Written request = Copy everything from the line containing "cri-title: 显色指数 — [28, 433, 84, 449]" down to the line containing "cri-item: R15=72 — [588, 470, 634, 485]", word for word.

Records for the task =
————————
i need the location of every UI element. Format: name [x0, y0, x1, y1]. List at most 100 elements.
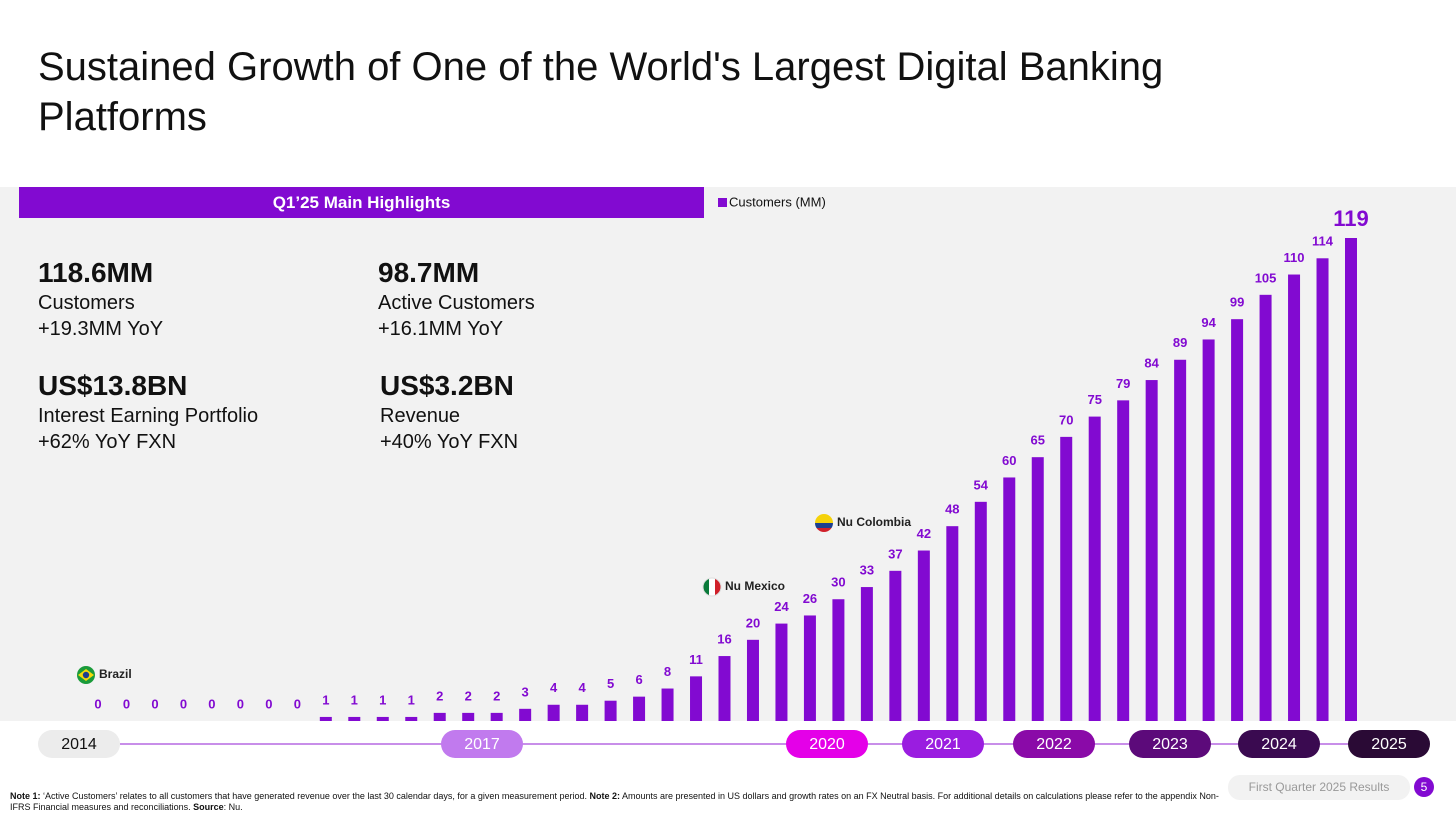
- value-label: 0: [94, 696, 101, 711]
- bar: [1117, 400, 1130, 721]
- value-label: 8: [664, 664, 671, 679]
- bar: [348, 716, 361, 721]
- value-label: 65: [1031, 433, 1045, 448]
- bar: [1145, 380, 1158, 721]
- bar: [1259, 294, 1272, 721]
- legend-swatch: [718, 198, 727, 207]
- value-label: 79: [1116, 376, 1130, 391]
- value-label: 119: [1333, 206, 1369, 231]
- slide-title: Sustained Growth of One of the World's L…: [38, 45, 1164, 139]
- annotation: Brazil: [99, 667, 132, 681]
- footnote: Note 1: ‘Active Customers’ relates to al…: [10, 791, 1220, 813]
- bar: [1202, 339, 1215, 721]
- value-label: 48: [945, 502, 959, 517]
- bar: [319, 716, 332, 721]
- highlight-label: Interest Earning Portfolio: [38, 405, 259, 427]
- bar: [1174, 359, 1187, 721]
- note-text: ‘Active Customers’ relates to all custom…: [40, 791, 590, 801]
- bar: [576, 704, 589, 721]
- bar: [462, 712, 475, 721]
- bar: [661, 688, 674, 721]
- value-label: 3: [522, 684, 529, 699]
- value-label: 89: [1173, 335, 1187, 350]
- bar: [1316, 258, 1329, 721]
- note-key: Note 2:: [589, 791, 620, 801]
- value-label: 30: [831, 575, 845, 590]
- value-label: 4: [550, 680, 558, 695]
- value-label: 0: [265, 696, 272, 711]
- value-label: 4: [578, 680, 586, 695]
- highlight-change: +62% YoY FXN: [38, 431, 177, 453]
- year-label: 2014: [61, 736, 97, 753]
- value-label: 37: [888, 546, 902, 561]
- bar: [1288, 274, 1301, 721]
- year-pill: [441, 730, 523, 758]
- bar: [1088, 416, 1101, 721]
- highlight-change: +16.1MM YoY: [378, 318, 504, 340]
- year-pill: [1129, 730, 1211, 758]
- year-label: 2022: [1036, 736, 1072, 753]
- bar: [604, 700, 617, 721]
- note-key: Source: [193, 802, 224, 812]
- bar: [690, 676, 703, 721]
- highlight-label: Customers: [38, 292, 135, 314]
- year-pill: [1238, 730, 1320, 758]
- note-text: : Nu.: [223, 802, 243, 812]
- value-label: 1: [322, 692, 329, 707]
- bar: [775, 623, 788, 721]
- bar: [974, 501, 987, 721]
- flag-brazil: [77, 666, 95, 684]
- flag-colombia: [815, 514, 833, 532]
- value-label: 2: [493, 688, 500, 703]
- value-label: 0: [151, 696, 158, 711]
- value-label: 54: [974, 477, 989, 492]
- year-pill: [902, 730, 984, 758]
- bar: [1231, 319, 1244, 721]
- bar: [1031, 457, 1044, 721]
- highlight-value: 98.7MM: [378, 257, 480, 288]
- legend-label: Customers (MM): [729, 194, 826, 209]
- value-label: 60: [1002, 453, 1016, 468]
- value-label: 0: [294, 696, 301, 711]
- value-label: 0: [208, 696, 215, 711]
- year-label: 2025: [1371, 736, 1407, 753]
- bar: [917, 550, 930, 721]
- highlight: US$3.2BN Revenue +40% YoY FXN: [380, 369, 700, 455]
- page-number: 5: [1414, 777, 1434, 797]
- bar: [547, 704, 560, 721]
- highlight-value: US$3.2BN: [380, 370, 514, 401]
- annotation: Nu Colombia: [837, 515, 911, 529]
- value-label: 42: [917, 526, 931, 541]
- year-label: 2017: [464, 736, 500, 753]
- year-pill: [1013, 730, 1095, 758]
- value-label: 75: [1087, 392, 1101, 407]
- bar: [519, 708, 532, 721]
- bar: [746, 639, 759, 721]
- value-label: 24: [774, 599, 789, 614]
- bar: [1345, 238, 1357, 721]
- year-label: 2020: [809, 736, 845, 753]
- bar: [832, 599, 845, 721]
- bar: [946, 526, 959, 721]
- bar: [490, 712, 503, 721]
- value-label: 84: [1144, 355, 1159, 370]
- value-label: 110: [1284, 250, 1305, 265]
- highlights-title: Q1’25 Main Highlights: [19, 187, 704, 218]
- value-label: 11: [689, 652, 703, 667]
- highlight: 98.7MM Active Customers +16.1MM YoY: [378, 256, 698, 342]
- bar: [376, 716, 389, 721]
- value-label: 26: [803, 591, 817, 606]
- year-pill: [38, 730, 120, 758]
- value-label: 0: [237, 696, 244, 711]
- highlight: US$13.8BN Interest Earning Portfolio +62% …: [38, 369, 358, 455]
- year-label: 2024: [1261, 736, 1297, 753]
- highlight-value: 118.6MM: [38, 257, 154, 288]
- bar: [718, 656, 731, 721]
- flag-mexico: [702, 577, 722, 597]
- value-label: 0: [180, 696, 187, 711]
- note-text: Amounts are presented in US dollars and …: [10, 791, 1219, 812]
- bar: [433, 712, 446, 721]
- bar: [1003, 477, 1016, 721]
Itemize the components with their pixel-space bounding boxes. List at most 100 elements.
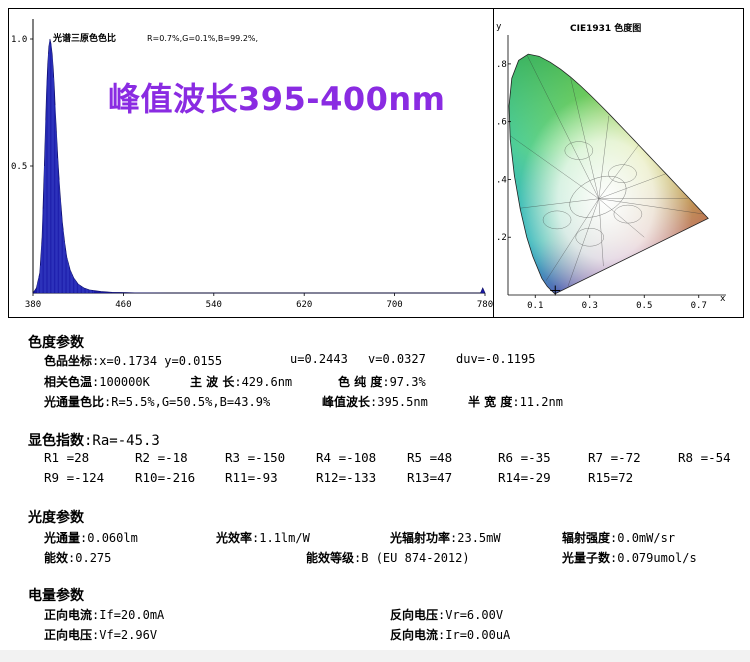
cri-title: 显色指数 — [28, 433, 84, 449]
cie-x-tick-label: 0.7 — [691, 301, 707, 311]
spectrum-x-tick-label: 620 — [296, 300, 312, 310]
flux-value: :0.060lm — [80, 531, 138, 545]
radiant-intensity-row: 辐射强度:0.0mW/sr — [562, 529, 675, 546]
cie-x-tick-label: 0.3 — [582, 301, 598, 311]
purity-value: :97.3% — [382, 375, 426, 389]
vf-label: 正向电压 — [44, 628, 93, 642]
spectrum-x-tick-label: 380 — [25, 300, 41, 310]
u-value: u=0.2443 — [290, 352, 348, 366]
peak-wavelength-row: 峰值波长:395.5nm — [322, 393, 428, 410]
spectrum-chart: 380 460 540 620 700 780 1.0 0.5 光谱三原色色比 R=0.7%,… — [11, 19, 493, 310]
cri-item: R15=72 — [588, 470, 634, 485]
eff-value: :0.275 — [68, 551, 112, 565]
cie-y-tick-label: .6 — [496, 118, 507, 128]
cri-item: R8 =-54 — [678, 450, 731, 465]
reverse-current-row: 反向电流:Ir=0.00uA — [390, 626, 510, 643]
peak-value: :395.5nm — [370, 395, 428, 409]
cct-label: 相关色温 — [44, 375, 93, 389]
photometric-title: 光度参数 — [28, 510, 84, 526]
cri-item: R4 =-108 — [316, 450, 377, 465]
cri-item: R7 =-72 — [588, 450, 641, 465]
cie-y-label: y — [496, 22, 502, 32]
radiant-label: 光辐射功率 — [390, 531, 451, 545]
flux-row: 光通量:0.060lm — [44, 529, 138, 546]
duv-value: duv=-0.1195 — [456, 352, 536, 366]
ir-label: 反向电流 — [390, 628, 439, 642]
quanta-label: 光量子数 — [562, 551, 611, 565]
dom-value: :429.6nm — [234, 375, 293, 389]
grade-value: :B (EU 874-2012) — [354, 551, 470, 565]
ra-value: :Ra=-45.3 — [84, 433, 160, 449]
cri-item: R12=-133 — [316, 470, 377, 485]
cri-title-row: 显色指数:Ra=-45.3 — [28, 430, 160, 450]
flux-label: 光通量 — [44, 531, 81, 545]
radiant-value: :23.5mW — [450, 531, 501, 545]
quanta-value: :0.079umol/s — [610, 551, 697, 565]
chart-frame — [8, 8, 744, 318]
vf-value: :Vf=2.96V — [92, 628, 158, 642]
efficacy-label: 光效率 — [216, 531, 253, 545]
ir-value: :Ir=0.00uA — [438, 628, 511, 642]
cie-title: CIE1931 色度图 — [570, 22, 641, 34]
dom-label: 主 波 长 — [190, 375, 235, 389]
chromaticity-title: 色度参数 — [28, 335, 84, 351]
cri-item: R13=47 — [407, 470, 453, 485]
cri-item: R6 =-35 — [498, 450, 551, 465]
chromaticity-coord-row: 色品坐标:x=0.1734 y=0.0155 — [44, 352, 222, 369]
chart-divider — [493, 8, 494, 318]
purity-label: 色 纯 度 — [338, 375, 383, 389]
coord-value: :x=0.1734 y=0.0155 — [92, 354, 223, 368]
spectrum-x-tick-label: 700 — [386, 300, 402, 310]
cri-item: R1 =28 — [44, 450, 90, 465]
flux-ratio-row: 光通量色比:R=5.5%,G=50.5%,B=43.9% — [44, 393, 270, 410]
half-label: 半 宽 度 — [468, 395, 513, 409]
reverse-voltage-row: 反向电压:Vr=6.00V — [390, 606, 503, 623]
intensity-value: :0.0mW/sr — [610, 531, 676, 545]
cri-item: R5 =48 — [407, 450, 453, 465]
photon-flux-row: 光量子数:0.079umol/s — [562, 549, 697, 566]
dominant-wavelength-row: 主 波 长:429.6nm — [190, 373, 292, 390]
cct-row: 相关色温:100000K — [44, 373, 150, 390]
forward-voltage-row: 正向电压:Vf=2.96V — [44, 626, 157, 643]
cri-item: R10=-216 — [135, 470, 196, 485]
radiant-power-row: 光辐射功率:23.5mW — [390, 529, 501, 546]
cie-x-label: x — [720, 294, 726, 304]
purity-row: 色 纯 度:97.3% — [338, 373, 426, 390]
cct-value: :100000K — [92, 375, 150, 389]
cie-spectral-locus — [508, 53, 709, 295]
vr-value: :Vr=6.00V — [438, 608, 504, 622]
peak-label: 峰值波长 — [322, 395, 371, 409]
grade-label: 能效等级 — [306, 551, 355, 565]
cri-item: R2 =-18 — [135, 450, 188, 465]
cie-x-tick-label: 0.5 — [636, 301, 652, 311]
cie-y-tick-label: .4 — [496, 175, 507, 185]
cie-color-fill — [509, 54, 709, 294]
vr-label: 反向电压 — [390, 608, 439, 622]
forward-current-row: 正向电流:If=20.0mA — [44, 606, 164, 623]
half-width-row: 半 宽 度:11.2nm — [468, 393, 563, 410]
eff-label: 能效 — [44, 551, 69, 565]
efficacy-row: 光效率:1.1lm/W — [216, 529, 310, 546]
cie-chart: CIE1931 色度图 y x 0.1 0.3 0.5 0.7 .8 .6 .4 .2 — [496, 22, 726, 311]
spectrum-hatch — [37, 40, 94, 293]
cri-item: R3 =-150 — [225, 450, 286, 465]
spectrum-title: 光谱三原色色比 — [52, 32, 116, 44]
spectrum-y-tick-label: 1.0 — [11, 35, 27, 45]
if-label: 正向电流 — [44, 608, 93, 622]
ratio-label: 光通量色比 — [44, 395, 105, 409]
spectrum-area — [32, 38, 486, 294]
bottom-bar — [0, 650, 750, 662]
cri-item: R11=-93 — [225, 470, 278, 485]
efficacy-value: :1.1lm/W — [252, 531, 310, 545]
spectrum-subtitle: R=0.7%,G=0.1%,B=99.2%, — [147, 34, 258, 43]
peak-wavelength-annotation: 峰值波长395-400nm — [108, 80, 446, 118]
cie-y-tick-label: .2 — [496, 233, 507, 243]
cie-x-tick-label: 0.1 — [527, 301, 543, 311]
cri-item: R9 =-124 — [44, 470, 105, 485]
spectrum-x-tick-label: 780 — [477, 300, 493, 310]
intensity-label: 辐射强度 — [562, 531, 611, 545]
cri-item: R14=-29 — [498, 470, 551, 485]
electrical-title: 电量参数 — [28, 588, 84, 604]
v-value: v=0.0327 — [368, 352, 426, 366]
if-value: :If=20.0mA — [92, 608, 165, 622]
————————
Finished task =
cri-title: 显色指数 — [28, 433, 84, 449]
cie-x-tick-label: 0.7 — [691, 301, 707, 311]
spectrum-x-tick-label: 620 — [296, 300, 312, 310]
flux-value: :0.060lm — [80, 531, 138, 545]
radiant-intensity-row: 辐射强度:0.0mW/sr — [562, 529, 675, 546]
cie-x-tick-label: 0.3 — [582, 301, 598, 311]
purity-value: :97.3% — [382, 375, 426, 389]
vf-label: 正向电压 — [44, 628, 93, 642]
spectrum-x-tick-label: 380 — [25, 300, 41, 310]
u-value: u=0.2443 — [290, 352, 348, 366]
peak-wavelength-row: 峰值波长:395.5nm — [322, 393, 428, 410]
spectrum-chart: 380 460 540 620 700 780 1.0 0.5 光谱三原色色比 R=0.7%,… — [11, 19, 493, 310]
cri-item: R15=72 — [588, 470, 634, 485]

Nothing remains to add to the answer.